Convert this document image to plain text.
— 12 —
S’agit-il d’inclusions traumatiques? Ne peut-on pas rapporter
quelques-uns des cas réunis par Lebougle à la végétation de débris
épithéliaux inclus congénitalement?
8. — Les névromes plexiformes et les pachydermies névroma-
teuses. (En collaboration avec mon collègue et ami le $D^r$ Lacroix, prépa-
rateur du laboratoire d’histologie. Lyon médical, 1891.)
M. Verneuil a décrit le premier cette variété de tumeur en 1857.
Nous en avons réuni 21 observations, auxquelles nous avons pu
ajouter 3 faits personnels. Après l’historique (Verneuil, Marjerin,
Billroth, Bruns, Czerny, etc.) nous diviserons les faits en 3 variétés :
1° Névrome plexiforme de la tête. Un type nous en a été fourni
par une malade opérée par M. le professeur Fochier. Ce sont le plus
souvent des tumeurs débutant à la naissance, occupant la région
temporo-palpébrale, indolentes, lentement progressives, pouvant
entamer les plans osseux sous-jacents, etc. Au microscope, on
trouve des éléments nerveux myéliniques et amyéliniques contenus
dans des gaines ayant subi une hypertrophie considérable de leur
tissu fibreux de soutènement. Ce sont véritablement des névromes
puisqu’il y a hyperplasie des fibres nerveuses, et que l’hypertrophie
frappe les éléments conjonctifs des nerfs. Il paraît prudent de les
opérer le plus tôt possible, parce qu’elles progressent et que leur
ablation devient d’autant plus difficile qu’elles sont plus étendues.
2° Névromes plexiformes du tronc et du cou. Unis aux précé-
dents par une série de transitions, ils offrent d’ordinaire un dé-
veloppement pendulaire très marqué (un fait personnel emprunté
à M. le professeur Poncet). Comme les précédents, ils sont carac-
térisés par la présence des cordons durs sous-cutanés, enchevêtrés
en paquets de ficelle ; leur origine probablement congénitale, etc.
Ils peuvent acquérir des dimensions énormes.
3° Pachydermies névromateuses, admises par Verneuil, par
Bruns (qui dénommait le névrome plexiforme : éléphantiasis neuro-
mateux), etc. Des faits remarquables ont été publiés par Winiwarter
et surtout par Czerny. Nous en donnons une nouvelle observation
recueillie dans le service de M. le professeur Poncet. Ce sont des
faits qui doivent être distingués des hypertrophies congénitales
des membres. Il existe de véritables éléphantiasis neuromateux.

——————

§ **Goal**: Whenever "sous" turns up in a line, pick that line out.

§ **Solution to this exercise**:
entamer les plans osseux sous-jacents, etc. Au microscope, on
térisés par la présence des cordons durs sous-cutanés, enchevêtrés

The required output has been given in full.